(Dataset entries on figures)
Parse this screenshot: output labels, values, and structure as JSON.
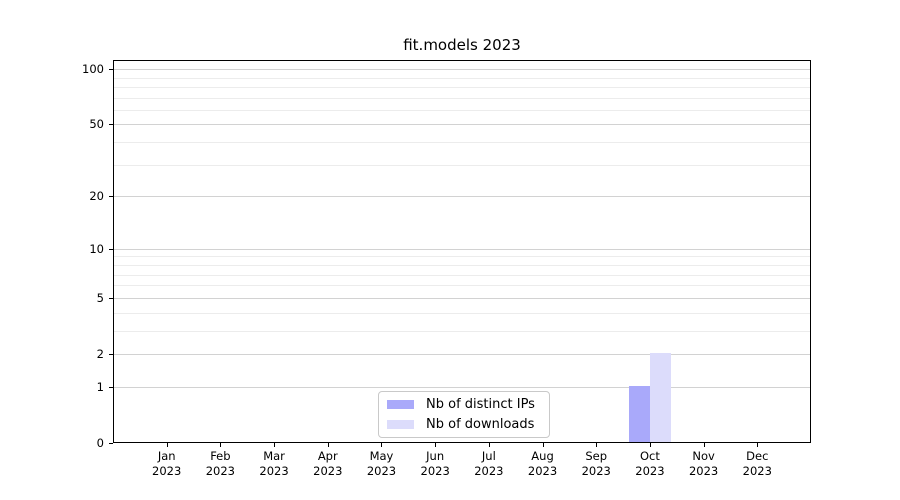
{
  "chart_data": {
    "type": "bar",
    "title": "fit.models 2023",
    "x_ticks": [
      {
        "month": "Jan",
        "year": "2023"
      },
      {
        "month": "Feb",
        "year": "2023"
      },
      {
        "month": "Mar",
        "year": "2023"
      },
      {
        "month": "Apr",
        "year": "2023"
      },
      {
        "month": "May",
        "year": "2023"
      },
      {
        "month": "Jun",
        "year": "2023"
      },
      {
        "month": "Jul",
        "year": "2023"
      },
      {
        "month": "Aug",
        "year": "2023"
      },
      {
        "month": "Sep",
        "year": "2023"
      },
      {
        "month": "Oct",
        "year": "2023"
      },
      {
        "month": "Nov",
        "year": "2023"
      },
      {
        "month": "Dec",
        "year": "2023"
      }
    ],
    "series": [
      {
        "name": "Nb of distinct IPs",
        "color": "#a9a9fa",
        "values": [
          0,
          0,
          0,
          0,
          0,
          0,
          0,
          0,
          0,
          1,
          0,
          0
        ]
      },
      {
        "name": "Nb of downloads",
        "color": "#dcdcfb",
        "values": [
          0,
          0,
          0,
          0,
          0,
          0,
          0,
          0,
          0,
          2,
          0,
          0
        ]
      }
    ],
    "yscale": "log1p",
    "ylim": [
      0,
      112
    ],
    "y_major_ticks": [
      0,
      1,
      2,
      5,
      10,
      20,
      50,
      100
    ],
    "y_major_tick_labels": [
      "0",
      "1",
      "2",
      "5",
      "10",
      "20",
      "50",
      "100"
    ],
    "y_minor_ticks": [
      3,
      4,
      6,
      7,
      8,
      9,
      30,
      40,
      60,
      70,
      80,
      90
    ],
    "grid": "horizontal",
    "legend_position": "lower center",
    "colors": {
      "major_grid": "#d2d2d2",
      "minor_grid": "#ececec",
      "axis": "#000000",
      "background": "#ffffff",
      "text": "#000000"
    }
  }
}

▶ [What the task requires] All of the records need repeating exactly, except for the pictures.

▶ [Result for this exercise]
Parse this screenshot: output labels, values, and structure as JSON.
{
  "chart_data": {
    "type": "bar",
    "title": "fit.models 2023",
    "x_ticks": [
      {
        "month": "Jan",
        "year": "2023"
      },
      {
        "month": "Feb",
        "year": "2023"
      },
      {
        "month": "Mar",
        "year": "2023"
      },
      {
        "month": "Apr",
        "year": "2023"
      },
      {
        "month": "May",
        "year": "2023"
      },
      {
        "month": "Jun",
        "year": "2023"
      },
      {
        "month": "Jul",
        "year": "2023"
      },
      {
        "month": "Aug",
        "year": "2023"
      },
      {
        "month": "Sep",
        "year": "2023"
      },
      {
        "month": "Oct",
        "year": "2023"
      },
      {
        "month": "Nov",
        "year": "2023"
      },
      {
        "month": "Dec",
        "year": "2023"
      }
    ],
    "series": [
      {
        "name": "Nb of distinct IPs",
        "color": "#a9a9fa",
        "values": [
          0,
          0,
          0,
          0,
          0,
          0,
          0,
          0,
          0,
          1,
          0,
          0
        ]
      },
      {
        "name": "Nb of downloads",
        "color": "#dcdcfb",
        "values": [
          0,
          0,
          0,
          0,
          0,
          0,
          0,
          0,
          0,
          2,
          0,
          0
        ]
      }
    ],
    "yscale": "log1p",
    "ylim": [
      0,
      112
    ],
    "y_major_ticks": [
      0,
      1,
      2,
      5,
      10,
      20,
      50,
      100
    ],
    "y_major_tick_labels": [
      "0",
      "1",
      "2",
      "5",
      "10",
      "20",
      "50",
      "100"
    ],
    "y_minor_ticks": [
      3,
      4,
      6,
      7,
      8,
      9,
      30,
      40,
      60,
      70,
      80,
      90
    ],
    "grid": "horizontal",
    "legend_position": "lower center",
    "colors": {
      "major_grid": "#d2d2d2",
      "minor_grid": "#ececec",
      "axis": "#000000",
      "background": "#ffffff",
      "text": "#000000"
    }
  }
}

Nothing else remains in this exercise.